### Goal:
Transcribe the whole listing below without changing a word, but leave out every image.

★ ★ ★ ★ ★ ★ ★

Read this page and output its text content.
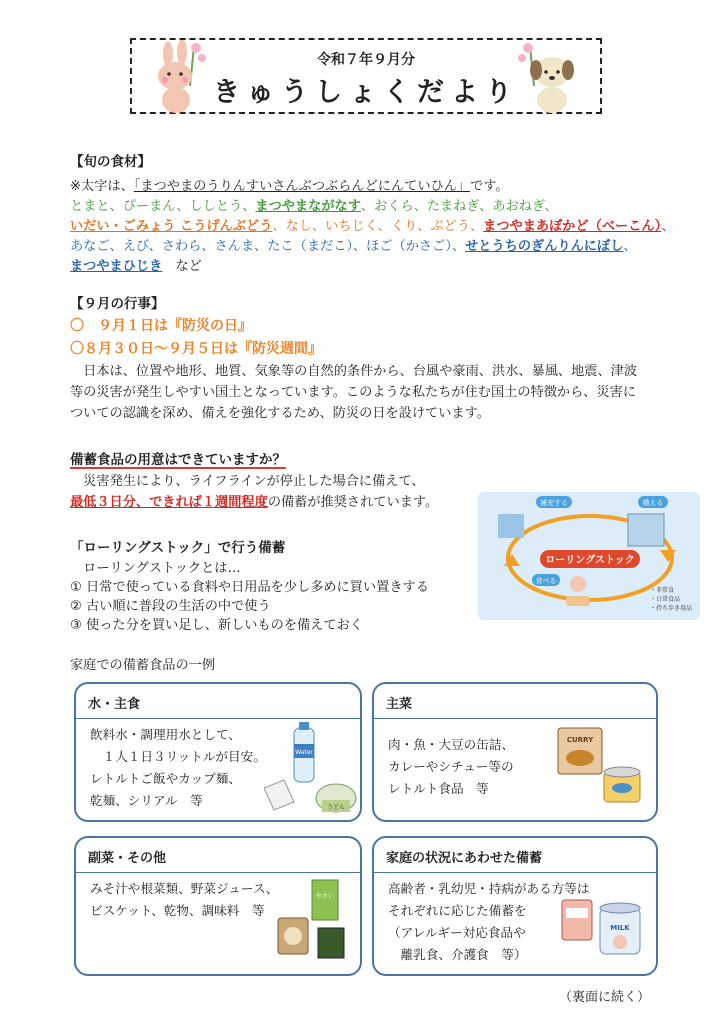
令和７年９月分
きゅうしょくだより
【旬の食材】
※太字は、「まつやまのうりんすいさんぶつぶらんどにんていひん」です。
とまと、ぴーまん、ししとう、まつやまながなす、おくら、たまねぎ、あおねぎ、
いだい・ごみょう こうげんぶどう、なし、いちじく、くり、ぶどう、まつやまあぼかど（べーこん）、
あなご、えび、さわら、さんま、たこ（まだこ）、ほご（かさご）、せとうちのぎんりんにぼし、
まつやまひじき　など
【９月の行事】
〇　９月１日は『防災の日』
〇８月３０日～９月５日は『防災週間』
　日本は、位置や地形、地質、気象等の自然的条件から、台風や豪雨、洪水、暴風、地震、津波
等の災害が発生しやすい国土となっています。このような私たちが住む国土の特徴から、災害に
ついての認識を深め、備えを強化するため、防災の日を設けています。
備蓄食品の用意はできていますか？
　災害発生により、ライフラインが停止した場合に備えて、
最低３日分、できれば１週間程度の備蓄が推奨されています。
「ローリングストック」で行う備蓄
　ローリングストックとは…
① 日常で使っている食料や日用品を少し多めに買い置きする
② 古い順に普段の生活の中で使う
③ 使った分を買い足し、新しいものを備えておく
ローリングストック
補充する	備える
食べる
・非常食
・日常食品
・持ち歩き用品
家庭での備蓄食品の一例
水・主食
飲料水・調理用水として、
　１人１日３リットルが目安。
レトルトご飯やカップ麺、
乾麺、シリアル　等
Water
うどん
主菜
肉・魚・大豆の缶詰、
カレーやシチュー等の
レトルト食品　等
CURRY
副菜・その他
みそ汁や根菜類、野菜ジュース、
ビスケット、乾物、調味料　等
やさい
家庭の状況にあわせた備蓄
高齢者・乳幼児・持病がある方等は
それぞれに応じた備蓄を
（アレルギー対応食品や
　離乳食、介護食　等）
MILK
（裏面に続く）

★ ★ ★ ★ ★ ★ ★

### Solution:
Read this page and output its text content.
令和７年９月分
きゅうしょくだより
【旬の食材】
※太字は、「まつやまのうりんすいさんぶつぶらんどにんていひん」です。
とまと、ぴーまん、ししとう、まつやまながなす、おくら、たまねぎ、あおねぎ、
いだい・ごみょう こうげんぶどう、なし、いちじく、くり、ぶどう、まつやまあぼかど（べーこん）、
あなご、えび、さわら、さんま、たこ（まだこ）、ほご（かさご）、せとうちのぎんりんにぼし、
まつやまひじき　など
【９月の行事】
〇　９月１日は『防災の日』
〇８月３０日～９月５日は『防災週間』
　日本は、位置や地形、地質、気象等の自然的条件から、台風や豪雨、洪水、暴風、地震、津波
等の災害が発生しやすい国土となっています。このような私たちが住む国土の特徴から、災害に
ついての認識を深め、備えを強化するため、防災の日を設けています。
備蓄食品の用意はできていますか？
　災害発生により、ライフラインが停止した場合に備えて、
最低３日分、できれば１週間程度の備蓄が推奨されています。
「ローリングストック」で行う備蓄
　ローリングストックとは…
① 日常で使っている食料や日用品を少し多めに買い置きする
② 古い順に普段の生活の中で使う
③ 使った分を買い足し、新しいものを備えておく
ローリングストック
補充する	備える
食べる
・非常食
・日常食品
・持ち歩き用品
家庭での備蓄食品の一例
水・主食
飲料水・調理用水として、
　１人１日３リットルが目安。
レトルトご飯やカップ麺、
乾麺、シリアル　等
Water
うどん
主菜
肉・魚・大豆の缶詰、
カレーやシチュー等の
レトルト食品　等
CURRY
副菜・その他
みそ汁や根菜類、野菜ジュース、
ビスケット、乾物、調味料　等
やさい
家庭の状況にあわせた備蓄
高齢者・乳幼児・持病がある方等は
それぞれに応じた備蓄を
（アレルギー対応食品や
　離乳食、介護食　等）
MILK
（裏面に続く）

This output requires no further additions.